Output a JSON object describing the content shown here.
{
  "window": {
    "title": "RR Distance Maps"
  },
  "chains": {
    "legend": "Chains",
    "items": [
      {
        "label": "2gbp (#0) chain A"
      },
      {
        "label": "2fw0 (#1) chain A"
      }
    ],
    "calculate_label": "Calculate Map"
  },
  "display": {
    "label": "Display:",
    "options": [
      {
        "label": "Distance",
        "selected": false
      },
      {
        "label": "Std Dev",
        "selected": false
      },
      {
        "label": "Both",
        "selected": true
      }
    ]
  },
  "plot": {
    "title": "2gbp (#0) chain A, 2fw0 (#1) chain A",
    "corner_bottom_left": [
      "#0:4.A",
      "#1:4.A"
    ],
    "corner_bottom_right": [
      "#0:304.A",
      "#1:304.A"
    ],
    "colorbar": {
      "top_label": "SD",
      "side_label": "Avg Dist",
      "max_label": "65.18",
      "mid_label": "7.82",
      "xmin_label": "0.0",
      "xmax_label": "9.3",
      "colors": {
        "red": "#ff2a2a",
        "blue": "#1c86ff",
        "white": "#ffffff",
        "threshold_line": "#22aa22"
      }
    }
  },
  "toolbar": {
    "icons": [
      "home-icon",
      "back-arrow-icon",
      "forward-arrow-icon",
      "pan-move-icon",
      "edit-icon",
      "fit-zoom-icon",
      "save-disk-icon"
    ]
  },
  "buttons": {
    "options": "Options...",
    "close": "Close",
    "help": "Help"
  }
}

...

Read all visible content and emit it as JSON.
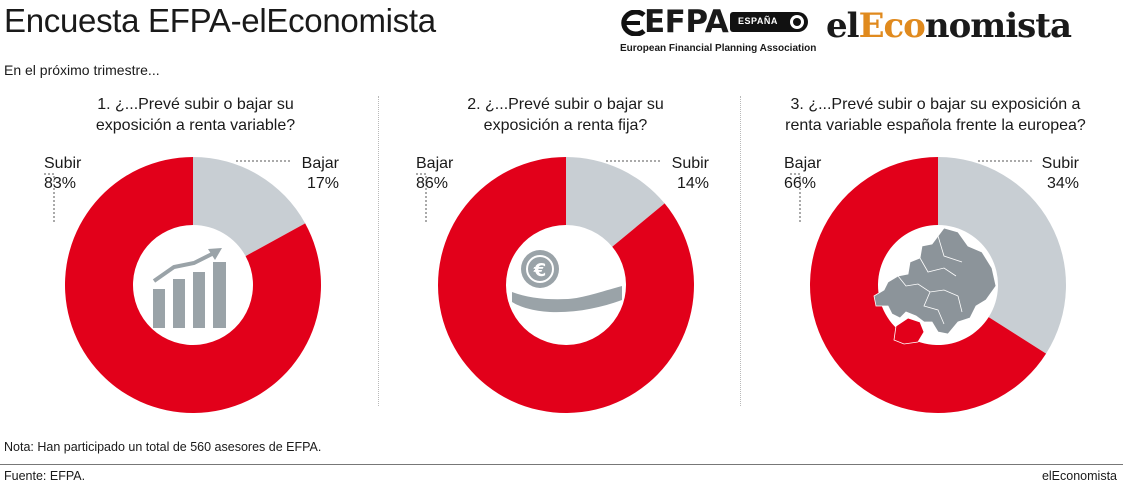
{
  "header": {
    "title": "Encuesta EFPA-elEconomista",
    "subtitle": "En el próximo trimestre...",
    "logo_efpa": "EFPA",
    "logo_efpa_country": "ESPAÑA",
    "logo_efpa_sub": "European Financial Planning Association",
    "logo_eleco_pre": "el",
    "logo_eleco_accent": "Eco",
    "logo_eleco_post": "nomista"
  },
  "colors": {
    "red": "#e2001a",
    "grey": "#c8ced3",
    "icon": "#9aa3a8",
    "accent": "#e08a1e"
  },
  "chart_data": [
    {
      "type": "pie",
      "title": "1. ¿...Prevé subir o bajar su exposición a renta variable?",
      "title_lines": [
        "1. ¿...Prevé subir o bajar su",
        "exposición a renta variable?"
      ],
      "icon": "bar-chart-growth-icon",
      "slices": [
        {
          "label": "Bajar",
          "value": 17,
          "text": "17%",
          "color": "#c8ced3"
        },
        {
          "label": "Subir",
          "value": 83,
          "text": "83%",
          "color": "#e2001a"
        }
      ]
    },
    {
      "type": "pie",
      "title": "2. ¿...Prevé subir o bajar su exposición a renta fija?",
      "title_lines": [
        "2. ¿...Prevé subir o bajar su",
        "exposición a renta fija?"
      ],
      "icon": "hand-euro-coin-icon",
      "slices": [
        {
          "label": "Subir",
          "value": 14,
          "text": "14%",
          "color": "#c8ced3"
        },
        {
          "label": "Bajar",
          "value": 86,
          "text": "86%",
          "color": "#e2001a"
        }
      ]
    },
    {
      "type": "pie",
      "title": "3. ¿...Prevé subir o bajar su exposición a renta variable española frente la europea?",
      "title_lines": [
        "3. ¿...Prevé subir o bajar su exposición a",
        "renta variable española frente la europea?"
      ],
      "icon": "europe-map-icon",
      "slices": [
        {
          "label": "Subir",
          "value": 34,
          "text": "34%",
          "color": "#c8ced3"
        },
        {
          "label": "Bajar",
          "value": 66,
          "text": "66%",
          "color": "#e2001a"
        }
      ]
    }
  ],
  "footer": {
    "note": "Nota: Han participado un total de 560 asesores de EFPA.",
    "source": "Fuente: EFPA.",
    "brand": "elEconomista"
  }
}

▶ **Description of the task**
Only lines with the string "variable" belong in your answer; copy each one.

▶ **Written response**
      "title": "1. ¿...Prevé subir o bajar su exposición a renta variable?",
        "exposición a renta variable?"
      "title": "3. ¿...Prevé subir o bajar su exposición a renta variable española frente la europea?",
        "renta variable española frente la europea?"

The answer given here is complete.